» **EXERCISE**:
Set the listing down again exactly, please, apart from its pictures.

Dataset items:
-- Begin --

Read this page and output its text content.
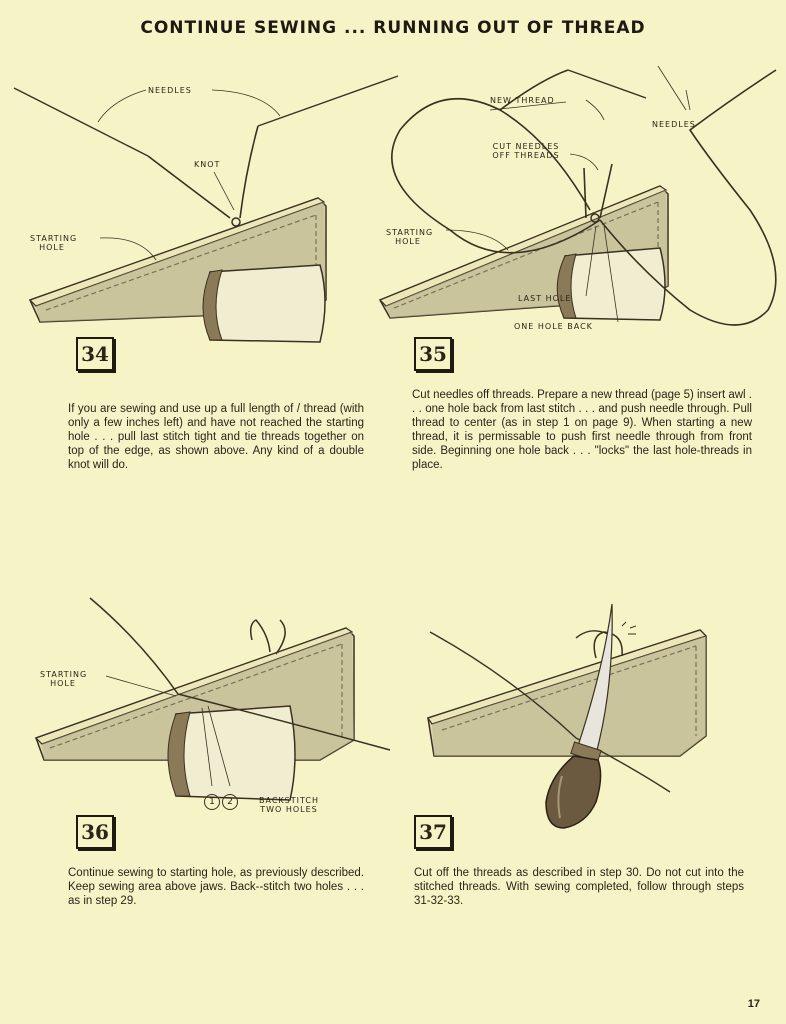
CONTINUE SEWING ... RUNNING OUT OF THREAD
NEEDLES
KNOT
STARTING HOLE
34
If you are sewing and use up a full length of / thread (with only a few inches left) and have not reached the starting hole . . . pull last stitch tight and tie threads together on top of the edge, as shown above. Any kind of a double knot will do.
NEW THREAD
NEEDLES
CUT NEEDLES OFF THREADS
STARTING HOLE
LAST HOLE
ONE HOLE BACK
35
Cut needles off threads. Prepare a new thread (page 5) insert awl . . . one hole back from last stitch . . . and push needle through. Pull thread to center (as in step 1 on page 9). When starting a new thread, it is permissable to push first needle through from front side. Beginning one hole back . . . "locks" the last hole-threads in place.
STARTING HOLE
1	2	BACKSTITCH TWO HOLES
36
Continue sewing to starting hole, as previously described. Keep sewing area above jaws. Back--stitch two holes . . . as in step 29.
37
Cut off the threads as described in step 30. Do not cut into the stitched threads. With sewing completed, follow through steps 31-32-33.
17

-- End --

» **TASK SOLUTION**:
Read this page and output its text content.
CONTINUE SEWING ... RUNNING OUT OF THREAD
NEEDLES
KNOT
STARTING HOLE
34
If you are sewing and use up a full length of / thread (with only a few inches left) and have not reached the starting hole . . . pull last stitch tight and tie threads together on top of the edge, as shown above. Any kind of a double knot will do.
NEW THREAD
NEEDLES
CUT NEEDLES OFF THREADS
STARTING HOLE
LAST HOLE
ONE HOLE BACK
35
Cut needles off threads. Prepare a new thread (page 5) insert awl . . . one hole back from last stitch . . . and push needle through. Pull thread to center (as in step 1 on page 9). When starting a new thread, it is permissable to push first needle through from front side. Beginning one hole back . . . "locks" the last hole-threads in place.
STARTING HOLE
1	2	BACKSTITCH TWO HOLES
36
Continue sewing to starting hole, as previously described. Keep sewing area above jaws. Back--stitch two holes . . . as in step 29.
37
Cut off the threads as described in step 30. Do not cut into the stitched threads. With sewing completed, follow through steps 31-32-33.
17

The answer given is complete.